**GIVEN REQUEST:** Print all records exactly, leaving nothing out.

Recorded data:
┄┄┄┄┄┄┄┄┄┄┄┄┄┄┄┄┄┄┄┄

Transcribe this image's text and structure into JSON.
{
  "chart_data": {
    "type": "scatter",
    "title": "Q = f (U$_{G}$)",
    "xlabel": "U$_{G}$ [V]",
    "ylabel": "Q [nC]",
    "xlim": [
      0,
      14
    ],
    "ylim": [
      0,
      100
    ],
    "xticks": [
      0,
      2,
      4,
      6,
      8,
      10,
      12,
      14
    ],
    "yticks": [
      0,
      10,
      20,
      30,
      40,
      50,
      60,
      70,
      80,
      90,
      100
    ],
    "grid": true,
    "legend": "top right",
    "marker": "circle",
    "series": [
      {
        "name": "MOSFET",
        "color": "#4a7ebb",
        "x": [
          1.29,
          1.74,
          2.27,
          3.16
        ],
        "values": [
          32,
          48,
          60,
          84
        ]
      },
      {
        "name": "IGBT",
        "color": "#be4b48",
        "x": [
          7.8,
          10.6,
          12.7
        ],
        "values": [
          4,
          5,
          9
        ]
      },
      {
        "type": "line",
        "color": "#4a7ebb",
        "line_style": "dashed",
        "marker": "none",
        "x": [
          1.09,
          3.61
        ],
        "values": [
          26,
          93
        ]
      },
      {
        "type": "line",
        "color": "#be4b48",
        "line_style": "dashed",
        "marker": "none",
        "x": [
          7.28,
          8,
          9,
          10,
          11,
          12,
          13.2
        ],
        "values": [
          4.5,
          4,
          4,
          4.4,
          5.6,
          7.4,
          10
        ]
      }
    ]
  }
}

┄┄┄┄┄┄┄┄┄┄┄┄┄┄┄┄┄┄┄┄

**TASK RESPONSE:**
Transcribe this image's text and structure into JSON.
{
  "chart_data": {
    "type": "scatter",
    "title": "Q = f (U$_{G}$)",
    "xlabel": "U$_{G}$ [V]",
    "ylabel": "Q [nC]",
    "xlim": [
      0,
      14
    ],
    "ylim": [
      0,
      100
    ],
    "xticks": [
      0,
      2,
      4,
      6,
      8,
      10,
      12,
      14
    ],
    "yticks": [
      0,
      10,
      20,
      30,
      40,
      50,
      60,
      70,
      80,
      90,
      100
    ],
    "grid": true,
    "legend": "top right",
    "marker": "circle",
    "series": [
      {
        "name": "MOSFET",
        "color": "#4a7ebb",
        "x": [
          1.29,
          1.74,
          2.27,
          3.16
        ],
        "values": [
          32,
          48,
          60,
          84
        ]
      },
      {
        "name": "IGBT",
        "color": "#be4b48",
        "x": [
          7.8,
          10.6,
          12.7
        ],
        "values": [
          4,
          5,
          9
        ]
      },
      {
        "type": "line",
        "color": "#4a7ebb",
        "line_style": "dashed",
        "marker": "none",
        "x": [
          1.09,
          3.61
        ],
        "values": [
          26,
          93
        ]
      },
      {
        "type": "line",
        "color": "#be4b48",
        "line_style": "dashed",
        "marker": "none",
        "x": [
          7.28,
          8,
          9,
          10,
          11,
          12,
          13.2
        ],
        "values": [
          4.5,
          4,
          4,
          4.4,
          5.6,
          7.4,
          10
        ]
      }
    ]
  }
}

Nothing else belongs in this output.